▸ **Data lines**

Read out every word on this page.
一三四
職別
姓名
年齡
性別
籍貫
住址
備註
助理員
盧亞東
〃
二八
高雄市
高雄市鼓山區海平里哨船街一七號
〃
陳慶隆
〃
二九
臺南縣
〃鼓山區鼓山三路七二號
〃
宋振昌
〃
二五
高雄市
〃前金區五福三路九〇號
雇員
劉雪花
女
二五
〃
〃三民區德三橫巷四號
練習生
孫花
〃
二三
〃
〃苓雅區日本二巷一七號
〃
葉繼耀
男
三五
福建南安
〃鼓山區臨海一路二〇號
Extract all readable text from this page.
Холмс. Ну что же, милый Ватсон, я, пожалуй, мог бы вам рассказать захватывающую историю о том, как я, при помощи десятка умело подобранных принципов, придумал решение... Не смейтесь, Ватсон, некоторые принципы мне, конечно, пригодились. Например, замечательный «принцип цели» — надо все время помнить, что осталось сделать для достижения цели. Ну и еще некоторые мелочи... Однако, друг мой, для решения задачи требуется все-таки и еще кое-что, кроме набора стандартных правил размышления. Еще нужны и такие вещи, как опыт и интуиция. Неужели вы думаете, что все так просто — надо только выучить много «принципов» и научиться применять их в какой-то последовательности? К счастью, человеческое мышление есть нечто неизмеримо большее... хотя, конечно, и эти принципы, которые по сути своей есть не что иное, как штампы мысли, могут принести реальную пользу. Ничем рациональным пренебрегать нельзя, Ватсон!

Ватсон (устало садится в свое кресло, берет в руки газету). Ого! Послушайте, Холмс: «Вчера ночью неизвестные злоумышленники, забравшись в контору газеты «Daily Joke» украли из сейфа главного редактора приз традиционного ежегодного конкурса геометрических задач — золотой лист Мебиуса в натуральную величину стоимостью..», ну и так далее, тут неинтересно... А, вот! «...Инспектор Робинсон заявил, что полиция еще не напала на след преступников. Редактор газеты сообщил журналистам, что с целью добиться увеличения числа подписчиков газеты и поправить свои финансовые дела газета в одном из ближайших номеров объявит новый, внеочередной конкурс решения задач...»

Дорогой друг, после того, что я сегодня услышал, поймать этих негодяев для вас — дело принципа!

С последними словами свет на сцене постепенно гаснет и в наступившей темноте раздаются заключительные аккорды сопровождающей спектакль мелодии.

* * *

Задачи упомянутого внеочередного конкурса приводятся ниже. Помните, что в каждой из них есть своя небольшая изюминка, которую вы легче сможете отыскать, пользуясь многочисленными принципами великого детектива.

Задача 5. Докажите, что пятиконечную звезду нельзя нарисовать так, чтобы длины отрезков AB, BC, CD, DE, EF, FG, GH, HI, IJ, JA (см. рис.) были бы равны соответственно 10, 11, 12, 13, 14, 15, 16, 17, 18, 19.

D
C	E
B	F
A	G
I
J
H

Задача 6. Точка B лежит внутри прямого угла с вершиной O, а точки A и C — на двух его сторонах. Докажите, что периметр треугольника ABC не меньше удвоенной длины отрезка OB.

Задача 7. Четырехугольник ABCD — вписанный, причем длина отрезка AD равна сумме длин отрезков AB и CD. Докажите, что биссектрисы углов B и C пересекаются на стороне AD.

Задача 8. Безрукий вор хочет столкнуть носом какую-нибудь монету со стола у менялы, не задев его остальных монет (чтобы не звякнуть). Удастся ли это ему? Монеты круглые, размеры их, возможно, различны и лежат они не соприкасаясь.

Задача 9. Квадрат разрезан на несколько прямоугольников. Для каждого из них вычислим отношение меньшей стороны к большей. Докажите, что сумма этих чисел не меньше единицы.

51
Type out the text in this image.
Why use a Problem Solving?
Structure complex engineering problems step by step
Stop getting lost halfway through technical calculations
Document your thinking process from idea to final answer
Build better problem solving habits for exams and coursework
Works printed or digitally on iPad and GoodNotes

▸ **What is asked**
Write out every entry again, keeping each line exactly the same.

▸ **The completed task**
Read out every word on this page.
一三四
職別
姓名
年齡
性別
籍貫
住址
備註
助理員
盧亞東
〃
二八
高雄市
高雄市鼓山區海平里哨船街一七號
〃
陳慶隆
〃
二九
臺南縣
〃鼓山區鼓山三路七二號
〃
宋振昌
〃
二五
高雄市
〃前金區五福三路九〇號
雇員
劉雪花
女
二五
〃
〃三民區德三橫巷四號
練習生
孫花
〃
二三
〃
〃苓雅區日本二巷一七號
〃
葉繼耀
男
三五
福建南安
〃鼓山區臨海一路二〇號
Extract all readable text from this page.
Холмс. Ну что же, милый Ватсон, я, пожалуй, мог бы вам рассказать захватывающую историю о том, как я, при помощи десятка умело подобранных принципов, придумал решение... Не смейтесь, Ватсон, некоторые принципы мне, конечно, пригодились. Например, замечательный «принцип цели» — надо все время помнить, что осталось сделать для достижения цели. Ну и еще некоторые мелочи... Однако, друг мой, для решения задачи требуется все-таки и еще кое-что, кроме набора стандартных правил размышления. Еще нужны и такие вещи, как опыт и интуиция. Неужели вы думаете, что все так просто — надо только выучить много «принципов» и научиться применять их в какой-то последовательности? К счастью, человеческое мышление есть нечто неизмеримо большее... хотя, конечно, и эти принципы, которые по сути своей есть не что иное, как штампы мысли, могут принести реальную пользу. Ничем рациональным пренебрегать нельзя, Ватсон!

Ватсон (устало садится в свое кресло, берет в руки газету). Ого! Послушайте, Холмс: «Вчера ночью неизвестные злоумышленники, забравшись в контору газеты «Daily Joke» украли из сейфа главного редактора приз традиционного ежегодного конкурса геометрических задач — золотой лист Мебиуса в натуральную величину стоимостью..», ну и так далее, тут неинтересно... А, вот! «...Инспектор Робинсон заявил, что полиция еще не напала на след преступников. Редактор газеты сообщил журналистам, что с целью добиться увеличения числа подписчиков газеты и поправить свои финансовые дела газета в одном из ближайших номеров объявит новый, внеочередной конкурс решения задач...»

Дорогой друг, после того, что я сегодня услышал, поймать этих негодяев для вас — дело принципа!

С последними словами свет на сцене постепенно гаснет и в наступившей темноте раздаются заключительные аккорды сопровождающей спектакль мелодии.

* * *

Задачи упомянутого внеочередного конкурса приводятся ниже. Помните, что в каждой из них есть своя небольшая изюминка, которую вы легче сможете отыскать, пользуясь многочисленными принципами великого детектива.

Задача 5. Докажите, что пятиконечную звезду нельзя нарисовать так, чтобы длины отрезков AB, BC, CD, DE, EF, FG, GH, HI, IJ, JA (см. рис.) были бы равны соответственно 10, 11, 12, 13, 14, 15, 16, 17, 18, 19.

D
C	E
B	F
A	G
I
J
H

Задача 6. Точка B лежит внутри прямого угла с вершиной O, а точки A и C — на двух его сторонах. Докажите, что периметр треугольника ABC не меньше удвоенной длины отрезка OB.

Задача 7. Четырехугольник ABCD — вписанный, причем длина отрезка AD равна сумме длин отрезков AB и CD. Докажите, что биссектрисы углов B и C пересекаются на стороне AD.

Задача 8. Безрукий вор хочет столкнуть носом какую-нибудь монету со стола у менялы, не задев его остальных монет (чтобы не звякнуть). Удастся ли это ему? Монеты круглые, размеры их, возможно, различны и лежат они не соприкасаясь.

Задача 9. Квадрат разрезан на несколько прямоугольников. Для каждого из них вычислим отношение меньшей стороны к большей. Докажите, что сумма этих чисел не меньше единицы.

51
Type out the text in this image.
Why use a Problem Solving?
Structure complex engineering problems step by step
Stop getting lost halfway through technical calculations
Document your thinking process from idea to final answer
Build better problem solving habits for exams and coursework
Works printed or digitally on iPad and GoodNotes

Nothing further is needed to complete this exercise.